Sort through the entries below and pull out lines containing the word "title".

(Records about charts and figures)
## START

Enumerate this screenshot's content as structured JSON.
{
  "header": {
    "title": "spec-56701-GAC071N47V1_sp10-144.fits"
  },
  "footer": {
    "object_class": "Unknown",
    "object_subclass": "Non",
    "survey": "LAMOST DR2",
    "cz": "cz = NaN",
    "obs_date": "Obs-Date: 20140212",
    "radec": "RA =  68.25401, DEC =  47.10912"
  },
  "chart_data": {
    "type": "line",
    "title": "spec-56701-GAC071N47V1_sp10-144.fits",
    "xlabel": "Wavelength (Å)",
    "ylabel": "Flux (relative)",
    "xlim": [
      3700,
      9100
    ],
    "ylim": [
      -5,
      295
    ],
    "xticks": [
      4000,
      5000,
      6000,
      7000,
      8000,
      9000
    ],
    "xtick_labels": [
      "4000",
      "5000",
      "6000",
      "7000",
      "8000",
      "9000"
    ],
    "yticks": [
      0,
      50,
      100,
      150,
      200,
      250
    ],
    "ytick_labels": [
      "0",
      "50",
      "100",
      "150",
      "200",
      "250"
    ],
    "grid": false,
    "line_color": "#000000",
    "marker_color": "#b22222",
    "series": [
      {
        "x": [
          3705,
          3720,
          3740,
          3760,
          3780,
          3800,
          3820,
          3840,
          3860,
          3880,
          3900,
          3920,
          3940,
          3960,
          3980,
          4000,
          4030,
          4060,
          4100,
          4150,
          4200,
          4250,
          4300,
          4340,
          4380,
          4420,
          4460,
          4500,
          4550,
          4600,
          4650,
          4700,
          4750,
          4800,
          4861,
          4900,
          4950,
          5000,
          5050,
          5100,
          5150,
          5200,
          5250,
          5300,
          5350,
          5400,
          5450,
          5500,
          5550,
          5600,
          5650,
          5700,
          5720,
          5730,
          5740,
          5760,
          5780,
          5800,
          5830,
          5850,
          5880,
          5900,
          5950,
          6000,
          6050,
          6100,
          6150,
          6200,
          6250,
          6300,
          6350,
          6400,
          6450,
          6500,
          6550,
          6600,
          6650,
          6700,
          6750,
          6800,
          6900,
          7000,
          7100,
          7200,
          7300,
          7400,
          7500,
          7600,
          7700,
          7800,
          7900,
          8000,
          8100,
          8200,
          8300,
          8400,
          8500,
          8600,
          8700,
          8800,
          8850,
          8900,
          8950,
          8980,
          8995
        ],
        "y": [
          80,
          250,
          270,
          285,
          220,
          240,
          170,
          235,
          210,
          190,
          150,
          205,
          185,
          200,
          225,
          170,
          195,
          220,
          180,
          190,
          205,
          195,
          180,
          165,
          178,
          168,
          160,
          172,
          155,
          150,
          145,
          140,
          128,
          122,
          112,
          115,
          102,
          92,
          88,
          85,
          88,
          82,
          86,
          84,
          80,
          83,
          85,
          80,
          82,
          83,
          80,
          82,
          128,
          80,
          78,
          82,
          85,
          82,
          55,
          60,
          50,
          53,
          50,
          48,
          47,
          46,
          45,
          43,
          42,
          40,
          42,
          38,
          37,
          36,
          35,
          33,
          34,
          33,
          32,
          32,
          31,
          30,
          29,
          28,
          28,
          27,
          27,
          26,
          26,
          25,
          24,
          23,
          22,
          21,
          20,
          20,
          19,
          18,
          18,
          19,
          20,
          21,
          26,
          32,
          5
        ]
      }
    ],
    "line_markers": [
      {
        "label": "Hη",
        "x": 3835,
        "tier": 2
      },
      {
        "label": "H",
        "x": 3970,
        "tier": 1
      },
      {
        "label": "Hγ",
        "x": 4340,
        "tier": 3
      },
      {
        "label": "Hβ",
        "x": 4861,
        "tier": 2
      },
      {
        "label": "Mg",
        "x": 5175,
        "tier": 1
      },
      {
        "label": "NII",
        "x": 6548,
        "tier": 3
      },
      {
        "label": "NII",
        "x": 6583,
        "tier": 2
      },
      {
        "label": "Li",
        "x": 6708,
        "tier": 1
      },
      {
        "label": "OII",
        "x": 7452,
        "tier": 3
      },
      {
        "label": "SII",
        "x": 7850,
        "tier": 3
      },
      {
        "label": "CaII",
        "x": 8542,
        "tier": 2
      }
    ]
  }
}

## END

* [The solution]
    "title": "spec-56701-GAC071N47V1_sp10-144.fits"
    "title": "spec-56701-GAC071N47V1_sp10-144.fits",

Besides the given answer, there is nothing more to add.